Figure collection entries
───

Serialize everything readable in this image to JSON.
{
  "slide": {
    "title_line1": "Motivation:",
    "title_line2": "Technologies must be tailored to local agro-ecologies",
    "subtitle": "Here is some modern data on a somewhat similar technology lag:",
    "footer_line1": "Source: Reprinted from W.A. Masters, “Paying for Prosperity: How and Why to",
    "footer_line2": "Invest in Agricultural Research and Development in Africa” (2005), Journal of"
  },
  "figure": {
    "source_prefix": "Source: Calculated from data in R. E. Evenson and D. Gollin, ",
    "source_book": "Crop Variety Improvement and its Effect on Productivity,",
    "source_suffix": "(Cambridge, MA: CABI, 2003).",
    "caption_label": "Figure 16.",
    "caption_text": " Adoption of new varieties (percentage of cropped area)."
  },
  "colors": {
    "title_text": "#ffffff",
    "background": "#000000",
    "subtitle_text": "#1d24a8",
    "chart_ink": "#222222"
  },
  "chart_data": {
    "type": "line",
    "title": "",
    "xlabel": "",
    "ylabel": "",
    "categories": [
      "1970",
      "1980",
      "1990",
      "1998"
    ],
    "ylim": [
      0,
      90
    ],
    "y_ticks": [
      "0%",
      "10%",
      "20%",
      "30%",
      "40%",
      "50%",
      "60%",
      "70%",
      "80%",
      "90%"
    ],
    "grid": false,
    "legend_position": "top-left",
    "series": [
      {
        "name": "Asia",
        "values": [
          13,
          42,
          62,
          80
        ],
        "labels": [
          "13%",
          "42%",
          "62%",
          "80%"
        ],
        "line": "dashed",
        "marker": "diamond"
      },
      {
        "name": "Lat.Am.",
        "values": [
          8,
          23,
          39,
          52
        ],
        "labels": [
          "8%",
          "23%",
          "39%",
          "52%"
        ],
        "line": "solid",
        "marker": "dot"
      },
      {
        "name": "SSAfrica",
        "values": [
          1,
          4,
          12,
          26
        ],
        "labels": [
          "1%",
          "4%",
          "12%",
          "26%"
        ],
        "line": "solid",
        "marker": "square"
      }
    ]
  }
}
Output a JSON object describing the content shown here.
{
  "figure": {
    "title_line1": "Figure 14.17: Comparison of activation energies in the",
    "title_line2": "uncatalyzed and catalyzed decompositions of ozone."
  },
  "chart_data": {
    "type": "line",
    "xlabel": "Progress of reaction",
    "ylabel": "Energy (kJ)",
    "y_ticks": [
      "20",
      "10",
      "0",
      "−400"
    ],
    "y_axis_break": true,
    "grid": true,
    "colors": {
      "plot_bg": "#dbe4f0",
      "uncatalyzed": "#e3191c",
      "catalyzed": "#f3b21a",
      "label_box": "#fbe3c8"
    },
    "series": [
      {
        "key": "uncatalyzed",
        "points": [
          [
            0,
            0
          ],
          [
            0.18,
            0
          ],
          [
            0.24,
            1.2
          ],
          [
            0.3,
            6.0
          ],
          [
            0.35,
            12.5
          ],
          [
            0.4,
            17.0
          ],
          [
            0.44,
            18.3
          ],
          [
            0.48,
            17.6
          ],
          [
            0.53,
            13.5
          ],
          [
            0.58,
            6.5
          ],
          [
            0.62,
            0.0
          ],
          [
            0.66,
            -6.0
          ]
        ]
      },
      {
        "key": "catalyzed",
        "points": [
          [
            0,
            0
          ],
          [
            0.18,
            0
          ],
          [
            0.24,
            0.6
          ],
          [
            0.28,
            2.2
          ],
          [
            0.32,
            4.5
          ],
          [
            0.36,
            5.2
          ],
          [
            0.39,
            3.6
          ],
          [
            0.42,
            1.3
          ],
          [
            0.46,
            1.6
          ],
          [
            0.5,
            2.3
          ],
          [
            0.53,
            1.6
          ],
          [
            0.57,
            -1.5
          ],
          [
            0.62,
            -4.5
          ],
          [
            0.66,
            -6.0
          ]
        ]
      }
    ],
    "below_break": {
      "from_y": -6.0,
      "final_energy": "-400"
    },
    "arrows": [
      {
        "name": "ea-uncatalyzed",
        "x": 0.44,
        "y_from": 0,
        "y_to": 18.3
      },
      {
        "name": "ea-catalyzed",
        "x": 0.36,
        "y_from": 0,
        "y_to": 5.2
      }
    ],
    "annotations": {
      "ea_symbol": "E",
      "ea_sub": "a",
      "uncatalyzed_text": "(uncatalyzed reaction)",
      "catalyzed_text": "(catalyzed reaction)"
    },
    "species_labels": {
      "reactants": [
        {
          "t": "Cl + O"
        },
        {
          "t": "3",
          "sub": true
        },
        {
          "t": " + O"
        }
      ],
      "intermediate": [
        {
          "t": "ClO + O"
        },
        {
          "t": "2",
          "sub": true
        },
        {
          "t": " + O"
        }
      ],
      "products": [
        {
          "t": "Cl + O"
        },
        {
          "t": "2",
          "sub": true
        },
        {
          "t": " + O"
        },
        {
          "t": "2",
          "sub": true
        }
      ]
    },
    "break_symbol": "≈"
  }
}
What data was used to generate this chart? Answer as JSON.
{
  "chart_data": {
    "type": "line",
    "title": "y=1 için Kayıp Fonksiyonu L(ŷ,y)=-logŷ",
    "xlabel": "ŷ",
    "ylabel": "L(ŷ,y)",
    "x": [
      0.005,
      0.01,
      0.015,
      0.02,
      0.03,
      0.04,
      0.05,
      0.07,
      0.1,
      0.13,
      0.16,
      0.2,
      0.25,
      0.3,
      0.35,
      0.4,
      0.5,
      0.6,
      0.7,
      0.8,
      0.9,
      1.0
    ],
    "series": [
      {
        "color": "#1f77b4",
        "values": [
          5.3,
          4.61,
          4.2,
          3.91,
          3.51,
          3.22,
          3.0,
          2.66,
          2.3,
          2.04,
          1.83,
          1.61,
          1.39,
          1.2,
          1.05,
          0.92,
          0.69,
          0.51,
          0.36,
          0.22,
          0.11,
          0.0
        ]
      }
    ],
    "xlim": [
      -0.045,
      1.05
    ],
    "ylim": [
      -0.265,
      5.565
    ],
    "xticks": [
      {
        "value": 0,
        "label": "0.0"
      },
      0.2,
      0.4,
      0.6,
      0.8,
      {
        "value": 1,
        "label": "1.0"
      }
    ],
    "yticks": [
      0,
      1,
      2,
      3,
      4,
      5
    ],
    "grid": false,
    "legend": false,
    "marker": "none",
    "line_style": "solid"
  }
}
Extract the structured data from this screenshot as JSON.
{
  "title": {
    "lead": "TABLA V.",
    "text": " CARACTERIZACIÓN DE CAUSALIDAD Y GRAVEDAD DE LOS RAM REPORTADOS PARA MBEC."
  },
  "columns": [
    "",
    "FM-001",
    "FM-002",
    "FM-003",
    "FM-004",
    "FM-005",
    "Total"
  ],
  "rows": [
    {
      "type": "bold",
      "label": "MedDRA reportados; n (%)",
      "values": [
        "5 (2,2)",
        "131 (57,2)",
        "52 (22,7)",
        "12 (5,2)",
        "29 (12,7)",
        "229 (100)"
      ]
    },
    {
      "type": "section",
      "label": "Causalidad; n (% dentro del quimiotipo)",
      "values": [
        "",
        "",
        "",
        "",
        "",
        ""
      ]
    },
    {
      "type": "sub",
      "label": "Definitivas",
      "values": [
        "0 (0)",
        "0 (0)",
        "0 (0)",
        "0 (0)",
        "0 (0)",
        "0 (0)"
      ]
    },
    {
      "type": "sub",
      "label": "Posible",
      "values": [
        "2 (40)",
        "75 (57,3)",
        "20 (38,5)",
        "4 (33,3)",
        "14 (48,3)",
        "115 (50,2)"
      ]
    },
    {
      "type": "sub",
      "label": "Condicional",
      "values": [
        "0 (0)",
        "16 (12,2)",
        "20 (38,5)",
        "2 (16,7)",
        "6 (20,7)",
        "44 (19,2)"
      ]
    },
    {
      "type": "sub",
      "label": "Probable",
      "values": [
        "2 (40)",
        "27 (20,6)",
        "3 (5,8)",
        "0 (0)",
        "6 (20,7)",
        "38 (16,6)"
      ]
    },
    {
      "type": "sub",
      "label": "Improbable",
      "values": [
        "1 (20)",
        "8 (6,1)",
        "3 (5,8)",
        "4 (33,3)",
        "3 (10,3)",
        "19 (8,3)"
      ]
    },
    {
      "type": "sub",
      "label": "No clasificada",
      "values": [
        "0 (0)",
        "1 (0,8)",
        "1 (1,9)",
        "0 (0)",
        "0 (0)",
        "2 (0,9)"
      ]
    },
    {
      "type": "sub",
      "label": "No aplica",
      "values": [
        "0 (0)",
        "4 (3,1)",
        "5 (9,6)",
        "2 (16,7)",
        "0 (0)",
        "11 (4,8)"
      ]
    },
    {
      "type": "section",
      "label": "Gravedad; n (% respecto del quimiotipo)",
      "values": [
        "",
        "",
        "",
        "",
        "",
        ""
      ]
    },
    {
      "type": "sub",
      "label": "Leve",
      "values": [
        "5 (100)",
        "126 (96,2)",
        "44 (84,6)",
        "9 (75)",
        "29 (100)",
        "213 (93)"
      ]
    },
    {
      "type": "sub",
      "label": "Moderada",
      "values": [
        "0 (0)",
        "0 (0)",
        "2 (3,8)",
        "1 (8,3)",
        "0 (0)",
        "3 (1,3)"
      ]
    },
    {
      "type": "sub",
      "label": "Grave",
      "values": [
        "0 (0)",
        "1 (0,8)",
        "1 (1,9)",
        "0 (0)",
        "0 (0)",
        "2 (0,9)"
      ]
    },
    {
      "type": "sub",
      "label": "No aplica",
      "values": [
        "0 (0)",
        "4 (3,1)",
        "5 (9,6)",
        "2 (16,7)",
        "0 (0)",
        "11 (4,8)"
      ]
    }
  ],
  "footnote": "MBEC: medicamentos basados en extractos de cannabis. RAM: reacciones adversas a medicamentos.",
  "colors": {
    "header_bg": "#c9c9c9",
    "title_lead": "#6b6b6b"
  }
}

───

= SHORT TASK =
Your answer should be a single number: the count of lines in the material above that contain "name".

= SOLUTION =
5